** start Extracted information **

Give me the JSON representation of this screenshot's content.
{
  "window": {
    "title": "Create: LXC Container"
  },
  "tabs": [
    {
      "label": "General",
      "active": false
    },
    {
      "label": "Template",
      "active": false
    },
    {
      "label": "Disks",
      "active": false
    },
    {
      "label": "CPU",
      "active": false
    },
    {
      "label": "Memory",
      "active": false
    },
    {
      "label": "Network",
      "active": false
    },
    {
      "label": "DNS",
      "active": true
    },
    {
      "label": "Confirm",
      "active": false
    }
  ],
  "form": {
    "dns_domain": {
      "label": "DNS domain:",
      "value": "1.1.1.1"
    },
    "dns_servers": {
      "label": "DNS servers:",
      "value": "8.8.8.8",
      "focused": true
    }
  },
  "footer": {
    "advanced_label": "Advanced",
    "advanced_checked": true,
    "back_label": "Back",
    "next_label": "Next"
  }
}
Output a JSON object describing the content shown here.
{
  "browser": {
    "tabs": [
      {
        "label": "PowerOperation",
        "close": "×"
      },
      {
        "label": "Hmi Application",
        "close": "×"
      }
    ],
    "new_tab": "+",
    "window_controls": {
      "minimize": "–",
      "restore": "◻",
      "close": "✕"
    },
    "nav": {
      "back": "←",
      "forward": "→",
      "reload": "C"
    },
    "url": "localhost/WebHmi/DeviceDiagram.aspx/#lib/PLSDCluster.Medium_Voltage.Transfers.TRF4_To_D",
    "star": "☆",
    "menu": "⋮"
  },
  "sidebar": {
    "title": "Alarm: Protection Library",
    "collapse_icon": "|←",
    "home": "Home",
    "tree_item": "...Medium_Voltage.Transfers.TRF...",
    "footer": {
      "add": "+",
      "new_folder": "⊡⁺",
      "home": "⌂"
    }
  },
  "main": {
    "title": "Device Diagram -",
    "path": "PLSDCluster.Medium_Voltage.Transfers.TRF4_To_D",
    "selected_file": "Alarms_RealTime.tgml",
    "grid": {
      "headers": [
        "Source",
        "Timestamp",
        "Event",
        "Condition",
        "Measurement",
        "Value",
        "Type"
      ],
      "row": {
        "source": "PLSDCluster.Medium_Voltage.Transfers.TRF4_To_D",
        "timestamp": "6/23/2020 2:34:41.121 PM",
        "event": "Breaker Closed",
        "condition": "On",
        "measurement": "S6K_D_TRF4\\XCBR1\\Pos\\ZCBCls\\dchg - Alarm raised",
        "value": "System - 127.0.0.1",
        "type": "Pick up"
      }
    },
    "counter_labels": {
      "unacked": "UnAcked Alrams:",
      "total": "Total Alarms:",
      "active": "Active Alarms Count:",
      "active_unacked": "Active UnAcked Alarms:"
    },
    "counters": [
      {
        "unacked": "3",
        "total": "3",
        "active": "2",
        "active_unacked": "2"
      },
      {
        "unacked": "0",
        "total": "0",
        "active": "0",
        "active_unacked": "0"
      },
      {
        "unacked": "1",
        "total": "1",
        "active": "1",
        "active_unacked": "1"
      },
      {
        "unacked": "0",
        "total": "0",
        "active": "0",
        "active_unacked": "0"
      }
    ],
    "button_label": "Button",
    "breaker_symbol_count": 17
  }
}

** end Extracted information **

■ **Work to be completed**
Copy out the material word for word and line for line.

■ **Answer for this exercise**
Give me the JSON representation of this screenshot's content.
{
  "window": {
    "title": "Create: LXC Container"
  },
  "tabs": [
    {
      "label": "General",
      "active": false
    },
    {
      "label": "Template",
      "active": false
    },
    {
      "label": "Disks",
      "active": false
    },
    {
      "label": "CPU",
      "active": false
    },
    {
      "label": "Memory",
      "active": false
    },
    {
      "label": "Network",
      "active": false
    },
    {
      "label": "DNS",
      "active": true
    },
    {
      "label": "Confirm",
      "active": false
    }
  ],
  "form": {
    "dns_domain": {
      "label": "DNS domain:",
      "value": "1.1.1.1"
    },
    "dns_servers": {
      "label": "DNS servers:",
      "value": "8.8.8.8",
      "focused": true
    }
  },
  "footer": {
    "advanced_label": "Advanced",
    "advanced_checked": true,
    "back_label": "Back",
    "next_label": "Next"
  }
}
Output a JSON object describing the content shown here.
{
  "browser": {
    "tabs": [
      {
        "label": "PowerOperation",
        "close": "×"
      },
      {
        "label": "Hmi Application",
        "close": "×"
      }
    ],
    "new_tab": "+",
    "window_controls": {
      "minimize": "–",
      "restore": "◻",
      "close": "✕"
    },
    "nav": {
      "back": "←",
      "forward": "→",
      "reload": "C"
    },
    "url": "localhost/WebHmi/DeviceDiagram.aspx/#lib/PLSDCluster.Medium_Voltage.Transfers.TRF4_To_D",
    "star": "☆",
    "menu": "⋮"
  },
  "sidebar": {
    "title": "Alarm: Protection Library",
    "collapse_icon": "|←",
    "home": "Home",
    "tree_item": "...Medium_Voltage.Transfers.TRF...",
    "footer": {
      "add": "+",
      "new_folder": "⊡⁺",
      "home": "⌂"
    }
  },
  "main": {
    "title": "Device Diagram -",
    "path": "PLSDCluster.Medium_Voltage.Transfers.TRF4_To_D",
    "selected_file": "Alarms_RealTime.tgml",
    "grid": {
      "headers": [
        "Source",
        "Timestamp",
        "Event",
        "Condition",
        "Measurement",
        "Value",
        "Type"
      ],
      "row": {
        "source": "PLSDCluster.Medium_Voltage.Transfers.TRF4_To_D",
        "timestamp": "6/23/2020 2:34:41.121 PM",
        "event": "Breaker Closed",
        "condition": "On",
        "measurement": "S6K_D_TRF4\\XCBR1\\Pos\\ZCBCls\\dchg - Alarm raised",
        "value": "System - 127.0.0.1",
        "type": "Pick up"
      }
    },
    "counter_labels": {
      "unacked": "UnAcked Alrams:",
      "total": "Total Alarms:",
      "active": "Active Alarms Count:",
      "active_unacked": "Active UnAcked Alarms:"
    },
    "counters": [
      {
        "unacked": "3",
        "total": "3",
        "active": "2",
        "active_unacked": "2"
      },
      {
        "unacked": "0",
        "total": "0",
        "active": "0",
        "active_unacked": "0"
      },
      {
        "unacked": "1",
        "total": "1",
        "active": "1",
        "active_unacked": "1"
      },
      {
        "unacked": "0",
        "total": "0",
        "active": "0",
        "active_unacked": "0"
      }
    ],
    "button_label": "Button",
    "breaker_symbol_count": 17
  }
}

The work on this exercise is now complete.